Stated exercise :: Show each line from the listing that includes the word "name".

Records to process ::
======

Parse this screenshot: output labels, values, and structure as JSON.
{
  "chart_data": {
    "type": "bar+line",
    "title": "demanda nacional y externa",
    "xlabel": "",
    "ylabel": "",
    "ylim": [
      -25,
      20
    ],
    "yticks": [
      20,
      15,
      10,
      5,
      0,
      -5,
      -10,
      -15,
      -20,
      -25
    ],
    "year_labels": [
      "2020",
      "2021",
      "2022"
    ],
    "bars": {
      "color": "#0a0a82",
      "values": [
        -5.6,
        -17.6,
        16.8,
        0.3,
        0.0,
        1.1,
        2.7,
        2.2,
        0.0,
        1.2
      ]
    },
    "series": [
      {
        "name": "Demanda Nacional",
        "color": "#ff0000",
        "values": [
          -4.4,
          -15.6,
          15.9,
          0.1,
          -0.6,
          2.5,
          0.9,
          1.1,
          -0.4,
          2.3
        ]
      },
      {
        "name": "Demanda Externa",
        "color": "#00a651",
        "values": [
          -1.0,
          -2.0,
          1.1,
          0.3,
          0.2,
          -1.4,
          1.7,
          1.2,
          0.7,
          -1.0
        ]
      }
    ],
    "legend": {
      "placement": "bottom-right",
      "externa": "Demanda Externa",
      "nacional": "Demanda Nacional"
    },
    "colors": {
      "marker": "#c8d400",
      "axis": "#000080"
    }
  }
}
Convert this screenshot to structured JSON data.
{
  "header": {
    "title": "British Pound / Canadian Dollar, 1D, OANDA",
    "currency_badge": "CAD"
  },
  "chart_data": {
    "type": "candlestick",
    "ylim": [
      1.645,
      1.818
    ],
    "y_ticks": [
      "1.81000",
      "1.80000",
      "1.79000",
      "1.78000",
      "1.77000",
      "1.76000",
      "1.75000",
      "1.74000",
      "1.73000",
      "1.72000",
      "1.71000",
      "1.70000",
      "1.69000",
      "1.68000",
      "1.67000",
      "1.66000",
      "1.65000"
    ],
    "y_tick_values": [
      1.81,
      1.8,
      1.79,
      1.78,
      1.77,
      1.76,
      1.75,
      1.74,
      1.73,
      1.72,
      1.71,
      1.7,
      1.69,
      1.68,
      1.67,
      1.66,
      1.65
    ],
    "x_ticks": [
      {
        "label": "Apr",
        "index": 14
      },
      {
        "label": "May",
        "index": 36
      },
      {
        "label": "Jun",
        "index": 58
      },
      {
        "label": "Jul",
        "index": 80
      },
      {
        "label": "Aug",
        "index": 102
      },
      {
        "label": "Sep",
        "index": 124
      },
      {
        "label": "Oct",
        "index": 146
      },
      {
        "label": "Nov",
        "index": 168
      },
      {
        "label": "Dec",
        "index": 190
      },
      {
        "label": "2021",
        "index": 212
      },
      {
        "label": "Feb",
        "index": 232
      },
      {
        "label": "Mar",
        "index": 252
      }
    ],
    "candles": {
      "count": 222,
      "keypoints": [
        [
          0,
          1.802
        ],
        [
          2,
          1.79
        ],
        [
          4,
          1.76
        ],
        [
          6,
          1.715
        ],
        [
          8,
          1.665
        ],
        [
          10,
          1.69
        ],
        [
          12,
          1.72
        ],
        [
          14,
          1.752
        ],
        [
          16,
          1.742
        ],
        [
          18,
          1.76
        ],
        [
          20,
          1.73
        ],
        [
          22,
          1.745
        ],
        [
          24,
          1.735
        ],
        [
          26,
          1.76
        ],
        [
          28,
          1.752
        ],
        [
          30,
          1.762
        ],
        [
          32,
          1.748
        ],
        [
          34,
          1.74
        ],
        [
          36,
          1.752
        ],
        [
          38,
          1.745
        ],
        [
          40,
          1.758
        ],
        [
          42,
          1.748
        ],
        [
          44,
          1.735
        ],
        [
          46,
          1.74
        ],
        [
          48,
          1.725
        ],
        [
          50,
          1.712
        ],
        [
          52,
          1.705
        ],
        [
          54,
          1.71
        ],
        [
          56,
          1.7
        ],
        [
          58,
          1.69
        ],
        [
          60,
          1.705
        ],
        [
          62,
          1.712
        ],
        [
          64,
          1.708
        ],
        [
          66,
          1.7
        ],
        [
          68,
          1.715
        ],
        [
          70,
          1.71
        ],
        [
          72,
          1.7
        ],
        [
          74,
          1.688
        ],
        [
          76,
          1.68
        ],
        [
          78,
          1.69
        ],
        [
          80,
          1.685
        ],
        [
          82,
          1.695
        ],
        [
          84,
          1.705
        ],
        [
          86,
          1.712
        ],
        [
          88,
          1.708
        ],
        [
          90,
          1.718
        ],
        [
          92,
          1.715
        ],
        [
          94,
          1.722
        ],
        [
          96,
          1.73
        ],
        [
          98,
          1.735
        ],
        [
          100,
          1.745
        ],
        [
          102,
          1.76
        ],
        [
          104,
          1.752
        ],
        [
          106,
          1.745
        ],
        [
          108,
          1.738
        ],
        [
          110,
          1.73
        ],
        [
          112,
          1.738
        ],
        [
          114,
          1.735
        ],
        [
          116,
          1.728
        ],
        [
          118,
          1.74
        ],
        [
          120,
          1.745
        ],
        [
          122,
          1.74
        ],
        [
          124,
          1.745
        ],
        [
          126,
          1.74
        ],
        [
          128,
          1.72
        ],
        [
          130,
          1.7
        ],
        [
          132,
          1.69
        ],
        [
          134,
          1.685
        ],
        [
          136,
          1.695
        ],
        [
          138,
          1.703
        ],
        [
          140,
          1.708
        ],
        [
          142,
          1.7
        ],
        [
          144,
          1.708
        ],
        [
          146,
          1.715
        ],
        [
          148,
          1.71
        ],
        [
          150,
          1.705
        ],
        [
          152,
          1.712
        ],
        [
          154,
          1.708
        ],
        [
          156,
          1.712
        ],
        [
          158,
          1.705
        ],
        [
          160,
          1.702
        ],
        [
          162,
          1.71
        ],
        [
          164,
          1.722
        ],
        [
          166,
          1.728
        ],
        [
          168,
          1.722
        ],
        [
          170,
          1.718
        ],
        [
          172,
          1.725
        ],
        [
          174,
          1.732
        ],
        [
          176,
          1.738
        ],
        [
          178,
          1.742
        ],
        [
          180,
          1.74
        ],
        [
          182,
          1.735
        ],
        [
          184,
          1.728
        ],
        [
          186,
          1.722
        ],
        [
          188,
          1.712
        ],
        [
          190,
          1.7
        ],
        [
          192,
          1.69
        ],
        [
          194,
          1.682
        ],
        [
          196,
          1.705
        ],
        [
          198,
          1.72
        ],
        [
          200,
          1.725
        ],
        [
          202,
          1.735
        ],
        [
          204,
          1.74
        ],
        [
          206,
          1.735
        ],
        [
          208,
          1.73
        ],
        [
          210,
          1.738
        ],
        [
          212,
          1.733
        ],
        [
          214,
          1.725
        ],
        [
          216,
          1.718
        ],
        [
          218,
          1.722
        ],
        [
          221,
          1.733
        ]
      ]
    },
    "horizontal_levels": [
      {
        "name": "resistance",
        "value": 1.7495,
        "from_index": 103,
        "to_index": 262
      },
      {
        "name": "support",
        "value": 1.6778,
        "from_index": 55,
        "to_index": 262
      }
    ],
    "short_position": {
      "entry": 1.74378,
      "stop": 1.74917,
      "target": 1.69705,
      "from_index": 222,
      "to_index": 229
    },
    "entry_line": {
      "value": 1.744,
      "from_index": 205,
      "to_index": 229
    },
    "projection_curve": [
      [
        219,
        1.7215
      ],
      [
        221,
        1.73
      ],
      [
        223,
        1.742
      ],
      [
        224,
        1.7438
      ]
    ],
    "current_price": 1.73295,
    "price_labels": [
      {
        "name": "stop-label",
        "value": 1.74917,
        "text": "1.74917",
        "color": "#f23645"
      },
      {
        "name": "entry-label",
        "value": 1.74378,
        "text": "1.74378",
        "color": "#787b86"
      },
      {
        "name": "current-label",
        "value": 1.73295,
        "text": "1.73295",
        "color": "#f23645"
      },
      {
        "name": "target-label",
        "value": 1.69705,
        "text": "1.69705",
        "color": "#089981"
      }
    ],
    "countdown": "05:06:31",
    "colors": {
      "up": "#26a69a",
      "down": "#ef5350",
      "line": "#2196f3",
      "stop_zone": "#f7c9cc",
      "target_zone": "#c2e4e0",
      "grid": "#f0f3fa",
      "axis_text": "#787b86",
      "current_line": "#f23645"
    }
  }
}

======

Answer to this exercise ::
        "name": "Demanda Nacional",
        "name": "Demanda Externa",
        "name": "resistance",
        "name": "support",
        "name": "stop-label",
        "name": "entry-label",
        "name": "current-label",
        "name": "target-label",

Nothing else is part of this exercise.